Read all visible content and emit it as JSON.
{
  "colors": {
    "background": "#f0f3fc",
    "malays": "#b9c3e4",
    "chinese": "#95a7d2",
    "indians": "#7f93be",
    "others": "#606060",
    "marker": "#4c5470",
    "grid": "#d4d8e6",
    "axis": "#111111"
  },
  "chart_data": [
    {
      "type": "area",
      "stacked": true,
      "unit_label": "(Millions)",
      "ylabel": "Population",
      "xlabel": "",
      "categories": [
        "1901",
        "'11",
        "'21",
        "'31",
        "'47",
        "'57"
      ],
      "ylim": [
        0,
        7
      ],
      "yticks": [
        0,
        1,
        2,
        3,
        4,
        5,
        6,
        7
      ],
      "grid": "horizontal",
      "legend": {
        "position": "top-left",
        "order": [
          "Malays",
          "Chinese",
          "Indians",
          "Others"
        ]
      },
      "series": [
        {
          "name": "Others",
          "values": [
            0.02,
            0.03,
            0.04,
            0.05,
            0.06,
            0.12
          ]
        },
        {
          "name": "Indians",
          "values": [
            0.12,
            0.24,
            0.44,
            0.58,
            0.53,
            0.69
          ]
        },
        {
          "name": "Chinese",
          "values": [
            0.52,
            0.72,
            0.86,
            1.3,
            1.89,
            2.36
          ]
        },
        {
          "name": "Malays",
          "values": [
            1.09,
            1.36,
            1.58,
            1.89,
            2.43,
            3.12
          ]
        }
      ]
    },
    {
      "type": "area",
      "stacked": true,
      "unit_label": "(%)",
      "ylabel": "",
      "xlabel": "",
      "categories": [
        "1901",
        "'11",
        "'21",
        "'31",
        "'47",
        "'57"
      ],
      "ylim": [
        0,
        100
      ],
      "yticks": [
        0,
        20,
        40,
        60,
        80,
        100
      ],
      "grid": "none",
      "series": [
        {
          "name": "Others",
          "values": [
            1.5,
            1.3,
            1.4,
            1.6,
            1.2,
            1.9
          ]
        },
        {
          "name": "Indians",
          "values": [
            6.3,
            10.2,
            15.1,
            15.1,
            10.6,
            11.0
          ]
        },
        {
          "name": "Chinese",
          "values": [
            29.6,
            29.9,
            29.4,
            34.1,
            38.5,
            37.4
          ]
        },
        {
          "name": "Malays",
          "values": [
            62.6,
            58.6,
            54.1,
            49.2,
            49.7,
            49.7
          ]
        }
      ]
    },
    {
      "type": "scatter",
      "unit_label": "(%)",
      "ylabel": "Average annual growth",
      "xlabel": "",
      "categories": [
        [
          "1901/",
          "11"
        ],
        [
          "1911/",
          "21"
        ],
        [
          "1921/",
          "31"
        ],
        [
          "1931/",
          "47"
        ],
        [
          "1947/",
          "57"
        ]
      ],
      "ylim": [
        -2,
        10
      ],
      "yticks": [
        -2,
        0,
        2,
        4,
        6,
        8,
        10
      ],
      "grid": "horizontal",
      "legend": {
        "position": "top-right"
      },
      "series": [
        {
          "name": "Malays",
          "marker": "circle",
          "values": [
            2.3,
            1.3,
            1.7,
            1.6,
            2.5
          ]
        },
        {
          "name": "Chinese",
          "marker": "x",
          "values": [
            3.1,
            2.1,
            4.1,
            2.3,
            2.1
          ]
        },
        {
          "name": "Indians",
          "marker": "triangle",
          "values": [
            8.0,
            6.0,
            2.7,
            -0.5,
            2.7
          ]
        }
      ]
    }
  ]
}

● The exercise
Restate the whole listing exactly.

● Exercise answer
Read all visible content and emit it as JSON.
{
  "colors": {
    "background": "#f0f3fc",
    "malays": "#b9c3e4",
    "chinese": "#95a7d2",
    "indians": "#7f93be",
    "others": "#606060",
    "marker": "#4c5470",
    "grid": "#d4d8e6",
    "axis": "#111111"
  },
  "chart_data": [
    {
      "type": "area",
      "stacked": true,
      "unit_label": "(Millions)",
      "ylabel": "Population",
      "xlabel": "",
      "categories": [
        "1901",
        "'11",
        "'21",
        "'31",
        "'47",
        "'57"
      ],
      "ylim": [
        0,
        7
      ],
      "yticks": [
        0,
        1,
        2,
        3,
        4,
        5,
        6,
        7
      ],
      "grid": "horizontal",
      "legend": {
        "position": "top-left",
        "order": [
          "Malays",
          "Chinese",
          "Indians",
          "Others"
        ]
      },
      "series": [
        {
          "name": "Others",
          "values": [
            0.02,
            0.03,
            0.04,
            0.05,
            0.06,
            0.12
          ]
        },
        {
          "name": "Indians",
          "values": [
            0.12,
            0.24,
            0.44,
            0.58,
            0.53,
            0.69
          ]
        },
        {
          "name": "Chinese",
          "values": [
            0.52,
            0.72,
            0.86,
            1.3,
            1.89,
            2.36
          ]
        },
        {
          "name": "Malays",
          "values": [
            1.09,
            1.36,
            1.58,
            1.89,
            2.43,
            3.12
          ]
        }
      ]
    },
    {
      "type": "area",
      "stacked": true,
      "unit_label": "(%)",
      "ylabel": "",
      "xlabel": "",
      "categories": [
        "1901",
        "'11",
        "'21",
        "'31",
        "'47",
        "'57"
      ],
      "ylim": [
        0,
        100
      ],
      "yticks": [
        0,
        20,
        40,
        60,
        80,
        100
      ],
      "grid": "none",
      "series": [
        {
          "name": "Others",
          "values": [
            1.5,
            1.3,
            1.4,
            1.6,
            1.2,
            1.9
          ]
        },
        {
          "name": "Indians",
          "values": [
            6.3,
            10.2,
            15.1,
            15.1,
            10.6,
            11.0
          ]
        },
        {
          "name": "Chinese",
          "values": [
            29.6,
            29.9,
            29.4,
            34.1,
            38.5,
            37.4
          ]
        },
        {
          "name": "Malays",
          "values": [
            62.6,
            58.6,
            54.1,
            49.2,
            49.7,
            49.7
          ]
        }
      ]
    },
    {
      "type": "scatter",
      "unit_label": "(%)",
      "ylabel": "Average annual growth",
      "xlabel": "",
      "categories": [
        [
          "1901/",
          "11"
        ],
        [
          "1911/",
          "21"
        ],
        [
          "1921/",
          "31"
        ],
        [
          "1931/",
          "47"
        ],
        [
          "1947/",
          "57"
        ]
      ],
      "ylim": [
        -2,
        10
      ],
      "yticks": [
        -2,
        0,
        2,
        4,
        6,
        8,
        10
      ],
      "grid": "horizontal",
      "legend": {
        "position": "top-right"
      },
      "series": [
        {
          "name": "Malays",
          "marker": "circle",
          "values": [
            2.3,
            1.3,
            1.7,
            1.6,
            2.5
          ]
        },
        {
          "name": "Chinese",
          "marker": "x",
          "values": [
            3.1,
            2.1,
            4.1,
            2.3,
            2.1
          ]
        },
        {
          "name": "Indians",
          "marker": "triangle",
          "values": [
            8.0,
            6.0,
            2.7,
            -0.5,
            2.7
          ]
        }
      ]
    }
  ]
}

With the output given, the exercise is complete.